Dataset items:
+===+

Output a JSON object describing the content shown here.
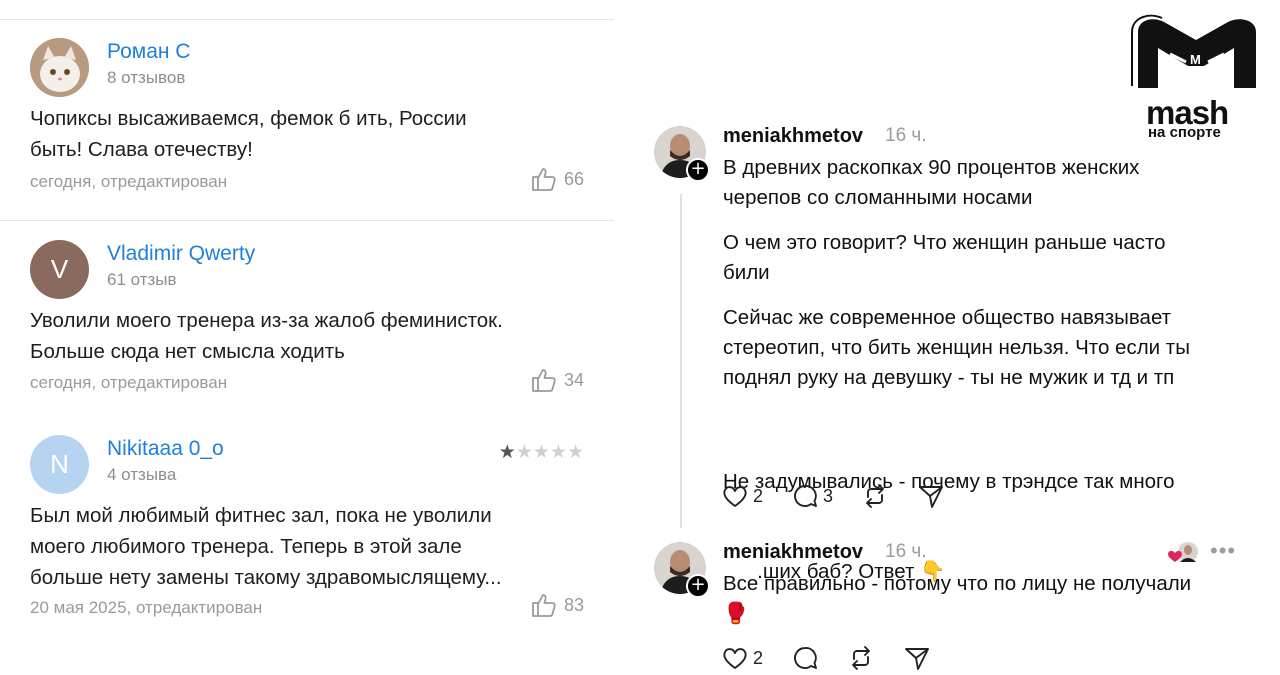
{
  "reviews": [
    {
      "author": "Роман С",
      "count": "8 отзывов",
      "text_lines": [
        "Чопиксы высаживаемся, фемок б ить, России",
        "быть! Слава отечеству!"
      ],
      "meta": "сегодня, отредактирован",
      "likes": "66"
    },
    {
      "author": "Vladimir Qwerty",
      "initial": "V",
      "count": "61 отзыв",
      "text_lines": [
        "Уволили моего тренера из-за жалоб феминисток.",
        "Больше сюда нет смысла ходить"
      ],
      "meta": "сегодня, отредактирован",
      "likes": "34"
    },
    {
      "author": "Nikitaaa 0_o",
      "initial": "N",
      "count": "4 отзыва",
      "rating": 1,
      "rating_max": 5,
      "text_lines": [
        "Был мой любимый фитнес зал, пока не уволили",
        "моего любимого тренера. Теперь в этой зале",
        "больше нету замены такому здравомыслящему..."
      ],
      "meta": "20 мая 2025, отредактирован",
      "likes": "83"
    }
  ],
  "logo": {
    "word": "mash",
    "sub": "на спорте"
  },
  "posts": [
    {
      "username": "meniakhmetov",
      "time": "16 ч.",
      "paragraphs": [
        [
          "В древних раскопках 90 процентов женских",
          "черепов со сломанными носами"
        ],
        [
          "О чем это говорит? Что женщин раньше часто",
          "били"
        ],
        [
          "Сейчас же современное общество навязывает",
          "стереотип, что бить женщин нельзя. Что если ты",
          "поднял руку на девушку - ты не мужик и тд и тп"
        ],
        [
          "Не задумывались - почему в трэндсе так много",
          "      .ших баб? Ответ 👇"
        ]
      ],
      "likes": "2",
      "comments": "3"
    },
    {
      "username": "meniakhmetov",
      "time": "16 ч.",
      "paragraphs": [
        [
          "Все правильно - потому что по лицу не получали",
          "🥊"
        ]
      ],
      "likes": "2",
      "comments": ""
    }
  ],
  "colors": {
    "link": "#1f7fdb",
    "muted": "#9a9a9a",
    "avatar_v": "#8a6a5e",
    "avatar_n": "#b7d3f2"
  },
  "icons": [
    "thumbs-up-icon",
    "star-icon",
    "heart-icon",
    "comment-icon",
    "repost-icon",
    "share-icon",
    "follow-plus-icon",
    "more-icon"
  ]
}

+===+

What the task asks: Repeat the material above in full and exactly, apart from the pictures.

Problem solution:
Output a JSON object describing the content shown here.
{
  "reviews": [
    {
      "author": "Роман С",
      "count": "8 отзывов",
      "text_lines": [
        "Чопиксы высаживаемся, фемок б ить, России",
        "быть! Слава отечеству!"
      ],
      "meta": "сегодня, отредактирован",
      "likes": "66"
    },
    {
      "author": "Vladimir Qwerty",
      "initial": "V",
      "count": "61 отзыв",
      "text_lines": [
        "Уволили моего тренера из-за жалоб феминисток.",
        "Больше сюда нет смысла ходить"
      ],
      "meta": "сегодня, отредактирован",
      "likes": "34"
    },
    {
      "author": "Nikitaaa 0_o",
      "initial": "N",
      "count": "4 отзыва",
      "rating": 1,
      "rating_max": 5,
      "text_lines": [
        "Был мой любимый фитнес зал, пока не уволили",
        "моего любимого тренера. Теперь в этой зале",
        "больше нету замены такому здравомыслящему..."
      ],
      "meta": "20 мая 2025, отредактирован",
      "likes": "83"
    }
  ],
  "logo": {
    "word": "mash",
    "sub": "на спорте"
  },
  "posts": [
    {
      "username": "meniakhmetov",
      "time": "16 ч.",
      "paragraphs": [
        [
          "В древних раскопках 90 процентов женских",
          "черепов со сломанными носами"
        ],
        [
          "О чем это говорит? Что женщин раньше часто",
          "били"
        ],
        [
          "Сейчас же современное общество навязывает",
          "стереотип, что бить женщин нельзя. Что если ты",
          "поднял руку на девушку - ты не мужик и тд и тп"
        ],
        [
          "Не задумывались - почему в трэндсе так много",
          "      .ших баб? Ответ 👇"
        ]
      ],
      "likes": "2",
      "comments": "3"
    },
    {
      "username": "meniakhmetov",
      "time": "16 ч.",
      "paragraphs": [
        [
          "Все правильно - потому что по лицу не получали",
          "🥊"
        ]
      ],
      "likes": "2",
      "comments": ""
    }
  ],
  "colors": {
    "link": "#1f7fdb",
    "muted": "#9a9a9a",
    "avatar_v": "#8a6a5e",
    "avatar_n": "#b7d3f2"
  },
  "icons": [
    "thumbs-up-icon",
    "star-icon",
    "heart-icon",
    "comment-icon",
    "repost-icon",
    "share-icon",
    "follow-plus-icon",
    "more-icon"
  ]
}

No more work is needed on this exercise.